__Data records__

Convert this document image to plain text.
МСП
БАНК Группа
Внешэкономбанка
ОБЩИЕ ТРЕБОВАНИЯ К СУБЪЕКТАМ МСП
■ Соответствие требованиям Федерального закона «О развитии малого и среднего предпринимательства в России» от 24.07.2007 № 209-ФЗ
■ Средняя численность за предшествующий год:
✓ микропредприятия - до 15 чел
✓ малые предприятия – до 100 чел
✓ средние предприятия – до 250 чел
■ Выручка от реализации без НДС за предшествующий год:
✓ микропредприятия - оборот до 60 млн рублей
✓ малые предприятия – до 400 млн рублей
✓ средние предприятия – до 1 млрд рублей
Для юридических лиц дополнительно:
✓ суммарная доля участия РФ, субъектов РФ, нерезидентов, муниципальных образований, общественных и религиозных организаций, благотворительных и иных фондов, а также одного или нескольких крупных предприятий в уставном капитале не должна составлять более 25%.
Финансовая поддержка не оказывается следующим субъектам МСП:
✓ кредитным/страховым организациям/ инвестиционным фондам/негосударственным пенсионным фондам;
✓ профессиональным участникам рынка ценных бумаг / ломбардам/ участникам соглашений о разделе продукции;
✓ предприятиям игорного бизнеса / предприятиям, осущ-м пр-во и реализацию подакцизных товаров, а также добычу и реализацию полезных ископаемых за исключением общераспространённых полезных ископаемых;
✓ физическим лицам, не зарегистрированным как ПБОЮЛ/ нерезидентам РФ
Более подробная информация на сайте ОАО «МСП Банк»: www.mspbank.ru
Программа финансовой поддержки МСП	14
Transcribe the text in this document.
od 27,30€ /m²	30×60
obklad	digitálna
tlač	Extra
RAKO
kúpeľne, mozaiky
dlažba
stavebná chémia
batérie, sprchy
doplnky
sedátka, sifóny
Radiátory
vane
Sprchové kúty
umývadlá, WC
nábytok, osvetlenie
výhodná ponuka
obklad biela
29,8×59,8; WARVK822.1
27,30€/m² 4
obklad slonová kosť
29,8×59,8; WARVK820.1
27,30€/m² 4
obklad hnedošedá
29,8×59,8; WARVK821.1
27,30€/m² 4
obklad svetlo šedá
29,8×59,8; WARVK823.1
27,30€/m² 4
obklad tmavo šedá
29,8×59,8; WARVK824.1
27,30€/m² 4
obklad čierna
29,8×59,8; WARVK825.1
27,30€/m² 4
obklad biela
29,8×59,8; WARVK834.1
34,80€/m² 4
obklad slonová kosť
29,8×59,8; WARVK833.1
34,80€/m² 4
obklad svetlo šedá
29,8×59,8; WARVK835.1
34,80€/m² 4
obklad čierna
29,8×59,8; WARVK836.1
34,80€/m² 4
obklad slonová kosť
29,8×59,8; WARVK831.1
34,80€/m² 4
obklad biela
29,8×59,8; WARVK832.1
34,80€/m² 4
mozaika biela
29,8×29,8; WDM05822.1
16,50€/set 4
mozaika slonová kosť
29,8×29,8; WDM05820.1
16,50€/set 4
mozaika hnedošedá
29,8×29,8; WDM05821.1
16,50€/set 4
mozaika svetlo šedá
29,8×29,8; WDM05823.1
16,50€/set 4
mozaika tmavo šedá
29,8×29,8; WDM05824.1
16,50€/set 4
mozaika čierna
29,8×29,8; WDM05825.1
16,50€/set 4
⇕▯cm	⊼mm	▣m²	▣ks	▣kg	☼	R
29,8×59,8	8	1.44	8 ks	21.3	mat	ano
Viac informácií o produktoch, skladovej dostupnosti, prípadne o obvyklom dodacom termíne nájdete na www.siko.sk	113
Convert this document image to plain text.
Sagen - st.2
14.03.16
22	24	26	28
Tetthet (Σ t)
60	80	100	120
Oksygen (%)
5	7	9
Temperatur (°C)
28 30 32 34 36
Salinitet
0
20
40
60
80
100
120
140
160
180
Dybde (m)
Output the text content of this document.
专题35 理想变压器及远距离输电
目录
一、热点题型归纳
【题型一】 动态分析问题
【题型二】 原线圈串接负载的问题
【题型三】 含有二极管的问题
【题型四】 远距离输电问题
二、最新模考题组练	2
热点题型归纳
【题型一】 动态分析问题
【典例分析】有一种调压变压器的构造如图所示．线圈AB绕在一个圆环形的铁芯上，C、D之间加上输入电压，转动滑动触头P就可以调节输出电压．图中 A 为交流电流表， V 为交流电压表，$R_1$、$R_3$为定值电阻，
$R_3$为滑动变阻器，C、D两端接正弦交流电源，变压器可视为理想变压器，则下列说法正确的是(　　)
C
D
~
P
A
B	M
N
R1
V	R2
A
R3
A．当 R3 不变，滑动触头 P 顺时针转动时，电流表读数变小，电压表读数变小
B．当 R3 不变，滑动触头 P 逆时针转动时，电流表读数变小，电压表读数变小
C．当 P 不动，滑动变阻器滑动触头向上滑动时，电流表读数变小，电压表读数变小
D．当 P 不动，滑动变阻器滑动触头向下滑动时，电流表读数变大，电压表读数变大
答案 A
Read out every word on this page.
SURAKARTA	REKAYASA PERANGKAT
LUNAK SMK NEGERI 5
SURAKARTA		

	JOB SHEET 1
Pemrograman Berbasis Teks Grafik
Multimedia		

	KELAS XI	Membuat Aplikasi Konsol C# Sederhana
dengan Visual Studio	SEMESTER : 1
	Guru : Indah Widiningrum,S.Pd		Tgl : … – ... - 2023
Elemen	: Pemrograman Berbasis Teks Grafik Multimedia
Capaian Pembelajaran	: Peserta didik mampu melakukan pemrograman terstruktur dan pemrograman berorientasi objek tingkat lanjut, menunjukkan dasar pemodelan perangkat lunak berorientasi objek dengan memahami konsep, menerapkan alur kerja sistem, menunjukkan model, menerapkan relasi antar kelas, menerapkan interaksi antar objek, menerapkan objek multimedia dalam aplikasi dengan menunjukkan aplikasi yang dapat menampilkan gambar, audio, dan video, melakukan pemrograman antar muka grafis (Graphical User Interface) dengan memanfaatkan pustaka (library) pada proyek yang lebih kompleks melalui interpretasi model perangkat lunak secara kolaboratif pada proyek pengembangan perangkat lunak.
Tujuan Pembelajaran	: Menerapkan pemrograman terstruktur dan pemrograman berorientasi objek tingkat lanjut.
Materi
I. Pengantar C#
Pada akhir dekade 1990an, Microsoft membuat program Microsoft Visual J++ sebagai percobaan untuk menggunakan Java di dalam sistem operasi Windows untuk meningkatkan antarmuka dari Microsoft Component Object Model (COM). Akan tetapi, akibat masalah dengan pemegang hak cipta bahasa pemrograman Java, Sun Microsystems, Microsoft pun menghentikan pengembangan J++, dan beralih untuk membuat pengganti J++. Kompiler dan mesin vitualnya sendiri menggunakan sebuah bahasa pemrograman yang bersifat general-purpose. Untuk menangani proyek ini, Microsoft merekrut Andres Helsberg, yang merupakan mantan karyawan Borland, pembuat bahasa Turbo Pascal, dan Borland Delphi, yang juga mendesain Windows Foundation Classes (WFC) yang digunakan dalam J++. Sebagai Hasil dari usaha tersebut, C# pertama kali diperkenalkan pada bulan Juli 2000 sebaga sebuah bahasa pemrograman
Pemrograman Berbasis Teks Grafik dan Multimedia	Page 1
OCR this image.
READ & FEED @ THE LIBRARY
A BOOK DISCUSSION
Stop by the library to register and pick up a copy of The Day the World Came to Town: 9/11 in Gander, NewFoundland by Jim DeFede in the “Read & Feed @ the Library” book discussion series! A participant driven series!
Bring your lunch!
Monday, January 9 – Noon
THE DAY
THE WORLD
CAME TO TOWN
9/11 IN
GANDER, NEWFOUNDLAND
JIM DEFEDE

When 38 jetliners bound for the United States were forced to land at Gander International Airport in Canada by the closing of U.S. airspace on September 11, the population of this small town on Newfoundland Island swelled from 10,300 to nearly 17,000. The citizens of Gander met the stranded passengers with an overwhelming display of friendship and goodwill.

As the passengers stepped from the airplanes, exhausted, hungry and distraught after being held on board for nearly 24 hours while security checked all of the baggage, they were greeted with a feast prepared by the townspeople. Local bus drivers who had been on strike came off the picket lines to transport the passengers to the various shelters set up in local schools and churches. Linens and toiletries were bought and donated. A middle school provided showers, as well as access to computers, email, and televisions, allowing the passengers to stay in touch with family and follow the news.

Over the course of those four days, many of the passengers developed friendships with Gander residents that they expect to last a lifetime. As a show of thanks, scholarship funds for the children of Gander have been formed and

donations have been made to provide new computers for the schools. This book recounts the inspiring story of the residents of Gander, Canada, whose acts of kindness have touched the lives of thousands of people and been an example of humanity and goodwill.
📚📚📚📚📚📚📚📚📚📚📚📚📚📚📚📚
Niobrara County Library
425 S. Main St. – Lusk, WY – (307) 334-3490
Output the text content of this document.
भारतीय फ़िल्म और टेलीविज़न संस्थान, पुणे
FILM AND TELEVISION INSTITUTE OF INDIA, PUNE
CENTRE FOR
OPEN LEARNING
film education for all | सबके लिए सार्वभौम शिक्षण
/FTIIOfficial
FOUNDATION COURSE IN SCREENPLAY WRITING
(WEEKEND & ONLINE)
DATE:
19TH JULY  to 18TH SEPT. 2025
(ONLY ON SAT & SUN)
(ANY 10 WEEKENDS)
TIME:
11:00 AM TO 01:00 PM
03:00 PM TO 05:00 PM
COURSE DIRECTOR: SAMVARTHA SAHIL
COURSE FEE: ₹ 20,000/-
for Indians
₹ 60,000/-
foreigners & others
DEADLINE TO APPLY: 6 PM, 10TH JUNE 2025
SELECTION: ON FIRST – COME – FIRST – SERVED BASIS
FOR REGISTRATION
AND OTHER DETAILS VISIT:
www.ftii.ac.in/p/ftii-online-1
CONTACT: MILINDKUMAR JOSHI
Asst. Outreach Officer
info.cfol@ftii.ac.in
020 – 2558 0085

__To be done__
Search the listing for the word "from" and return each line that holds it.

__Written solution__
When 38 jetliners bound for the United States were forced to land at Gander International Airport in Canada by the closing of U.S. airspace on September 11, the population of this small town on Newfoundland Island swelled from 10,300 to nearly 17,000. The citizens of Gander met the stranded passengers with an overwhelming display of friendship and goodwill.
As the passengers stepped from the airplanes, exhausted, hungry and distraught after being held on board for nearly 24 hours while security checked all of the baggage, they were greeted with a feast prepared by the townspeople. Local bus drivers who had been on strike came off the picket lines to transport the passengers to the various shelters set up in local schools and churches. Linens and toiletries were bought and donated. A middle school provided showers, as well as access to computers, email, and televisions, allowing the passengers to stay in touch with family and follow the news.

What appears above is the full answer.